■ STATED EXERCISE:
Images embedded in the records are excluded; print everything else exactly as given.

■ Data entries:
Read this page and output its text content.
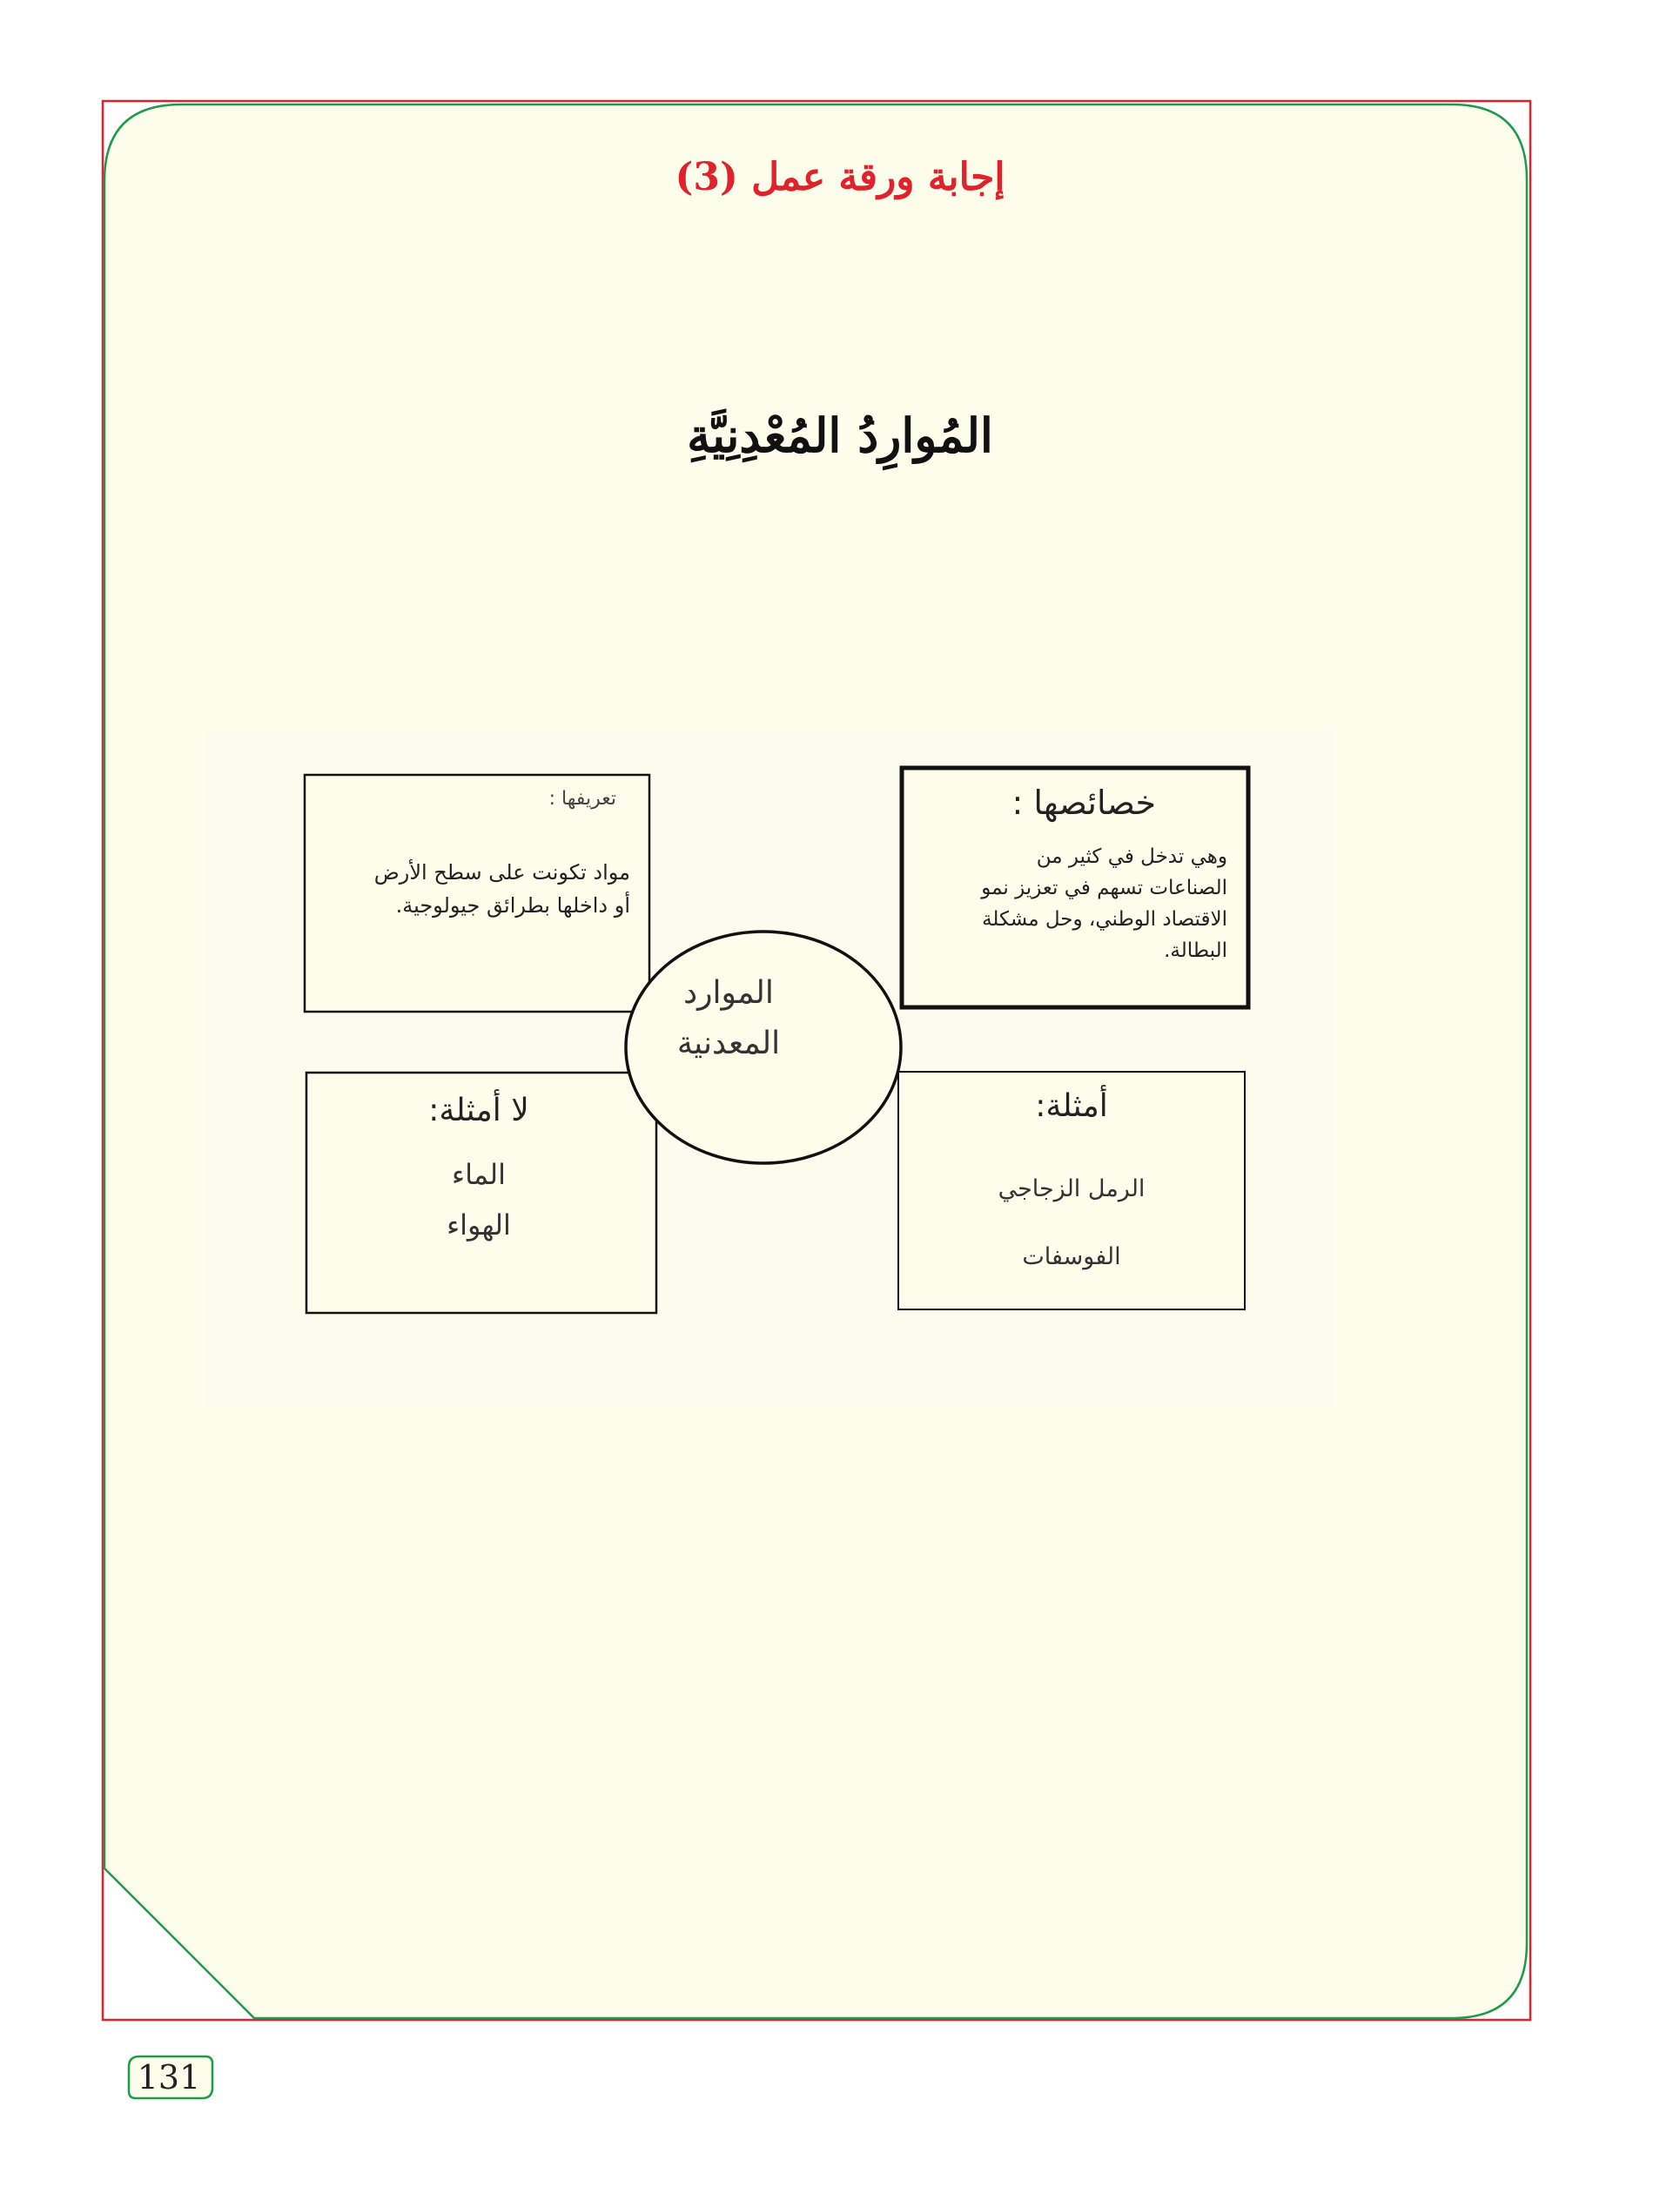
إجابة ورقة عمل (3)
المُوارِدُ المُعْدِنِيَّةِ
الموارد
المعدنية
تعريفها :
مواد تكونت على سطح الأرض
أو داخلها بطرائق جيولوجية.
خصائصها :
وهي تدخل في كثير من
الصناعات تسهم في تعزيز نمو
الاقتصاد الوطني، وحل مشكلة
البطالة.
لا أمثلة:
الماء
الهواء
أمثلة:
الرمل الزجاجي
الفوسفات
131
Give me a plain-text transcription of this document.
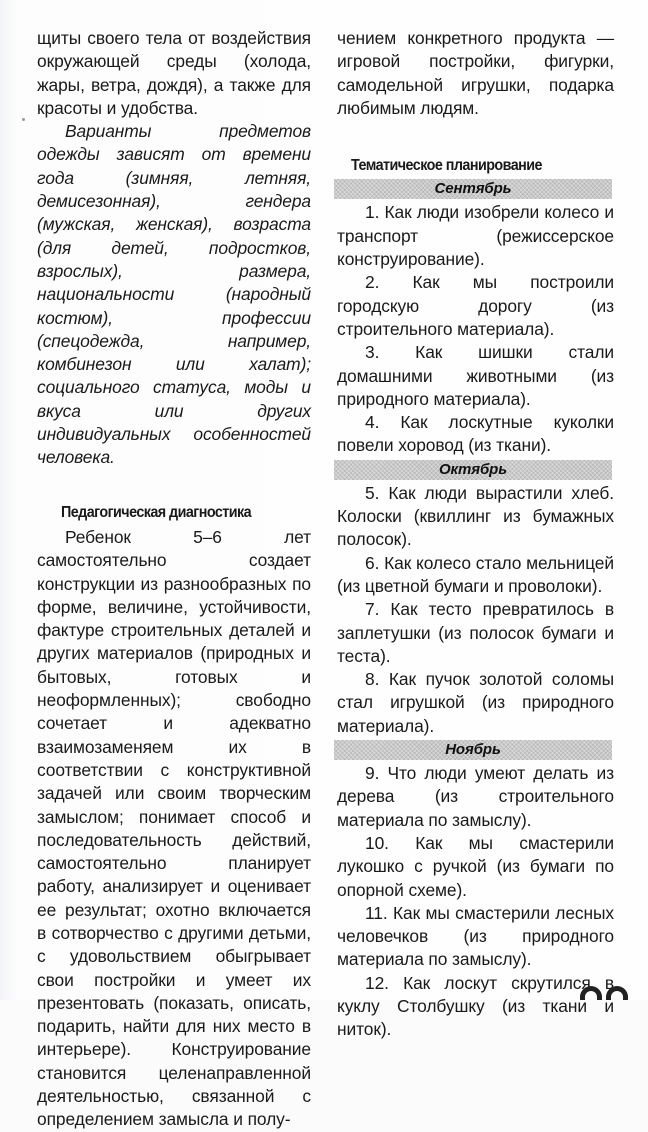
щиты своего тела от воздействия окружающей среды (холода, жары, ветра, дождя), а также для красоты и удобства.

Варианты предметов одежды зависят от времени года (зимняя, летняя, демисезонная), гендера (мужская, женская), возраста (для детей, подростков, взрослых), размера, национальности (народный костюм), профессии (спецодежда, например, комбинезон или халат); социального статуса, моды и вкуса или других индивидуальных особенностей человека.

Педагогическая диагностика

Ребенок 5–6 лет самостоятельно создает конструкции из разнообразных по форме, величине, устойчивости, фактуре строительных деталей и других материалов (природных и бытовых, готовых и неоформленных); свободно сочетает и адекватно взаимозаменяем их в соответствии с конструктивной задачей или своим творческим замыслом; понимает способ и последовательность действий, самостоятельно планирует работу, анализирует и оценивает ее результат; охотно включается в сотворчество с другими детьми, с удовольствием обыгрывает свои постройки и умеет их презентовать (показать, описать, подарить, найти для них место в интерьере). Конструирование становится целенаправленной деятельностью, связанной с определением замысла и полу-

чением конкретного продукта — игровой постройки, фигурки, самодельной игрушки, подарка любимым людям.

Тематическое планирование
Сентябрь

1. Как люди изобрели колесо и транспорт (режиссерское конструирование).

2. Как мы построили городскую дорогу (из строительного материала).

3. Как шишки стали домашними животными (из природного материала).

4. Как лоскутные куколки повели хоровод (из ткани).

Октябрь

5. Как люди вырастили хлеб. Колоски (квиллинг из бумажных полосок).

6. Как колесо стало мельницей (из цветной бумаги и проволоки).

7. Как тесто превратилось в заплетушки (из полосок бумаги и теста).

8. Как пучок золотой соломы стал игрушкой (из природного материала).

Ноябрь

9. Что люди умеют делать из дерева (из строительного материала по замыслу).

10. Как мы смастерили лукошко с ручкой (из бумаги по опорной схеме).

11. Как мы смастерили лесных человечков (из природного материала по замыслу).

12. Как лоскут скрутился в куклу Столбушку (из ткани и ниток).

■ TASK RESPONSE:
Read this page and output its text content.
إجابة ورقة عمل (3)
المُوارِدُ المُعْدِنِيَّةِ
الموارد
المعدنية
تعريفها :
مواد تكونت على سطح الأرض
أو داخلها بطرائق جيولوجية.
خصائصها :
وهي تدخل في كثير من
الصناعات تسهم في تعزيز نمو
الاقتصاد الوطني، وحل مشكلة
البطالة.
لا أمثلة:
الماء
الهواء
أمثلة:
الرمل الزجاجي
الفوسفات
131
Give me a plain-text transcription of this document.
щиты своего тела от воздействия окружающей среды (холода, жары, ветра, дождя), а также для красоты и удобства.

Варианты предметов одежды зависят от времени года (зимняя, летняя, демисезонная), гендера (мужская, женская), возраста (для детей, подростков, взрослых), размера, национальности (народный костюм), профессии (спецодежда, например, комбинезон или халат); социального статуса, моды и вкуса или других индивидуальных особенностей человека.

Педагогическая диагностика

Ребенок 5–6 лет самостоятельно создает конструкции из разнообразных по форме, величине, устойчивости, фактуре строительных деталей и других материалов (природных и бытовых, готовых и неоформленных); свободно сочетает и адекватно взаимозаменяем их в соответствии с конструктивной задачей или своим творческим замыслом; понимает способ и последовательность действий, самостоятельно планирует работу, анализирует и оценивает ее результат; охотно включается в сотворчество с другими детьми, с удовольствием обыгрывает свои постройки и умеет их презентовать (показать, описать, подарить, найти для них место в интерьере). Конструирование становится целенаправленной деятельностью, связанной с определением замысла и полу-

чением конкретного продукта — игровой постройки, фигурки, самодельной игрушки, подарка любимым людям.

Тематическое планирование
Сентябрь

1. Как люди изобрели колесо и транспорт (режиссерское конструирование).

2. Как мы построили городскую дорогу (из строительного материала).

3. Как шишки стали домашними животными (из природного материала).

4. Как лоскутные куколки повели хоровод (из ткани).

Октябрь

5. Как люди вырастили хлеб. Колоски (квиллинг из бумажных полосок).

6. Как колесо стало мельницей (из цветной бумаги и проволоки).

7. Как тесто превратилось в заплетушки (из полосок бумаги и теста).

8. Как пучок золотой соломы стал игрушкой (из природного материала).

Ноябрь

9. Что люди умеют делать из дерева (из строительного материала по замыслу).

10. Как мы смастерили лукошко с ручкой (из бумаги по опорной схеме).

11. Как мы смастерили лесных человечков (из природного материала по замыслу).

12. Как лоскут скрутился в куклу Столбушку (из ткани и ниток).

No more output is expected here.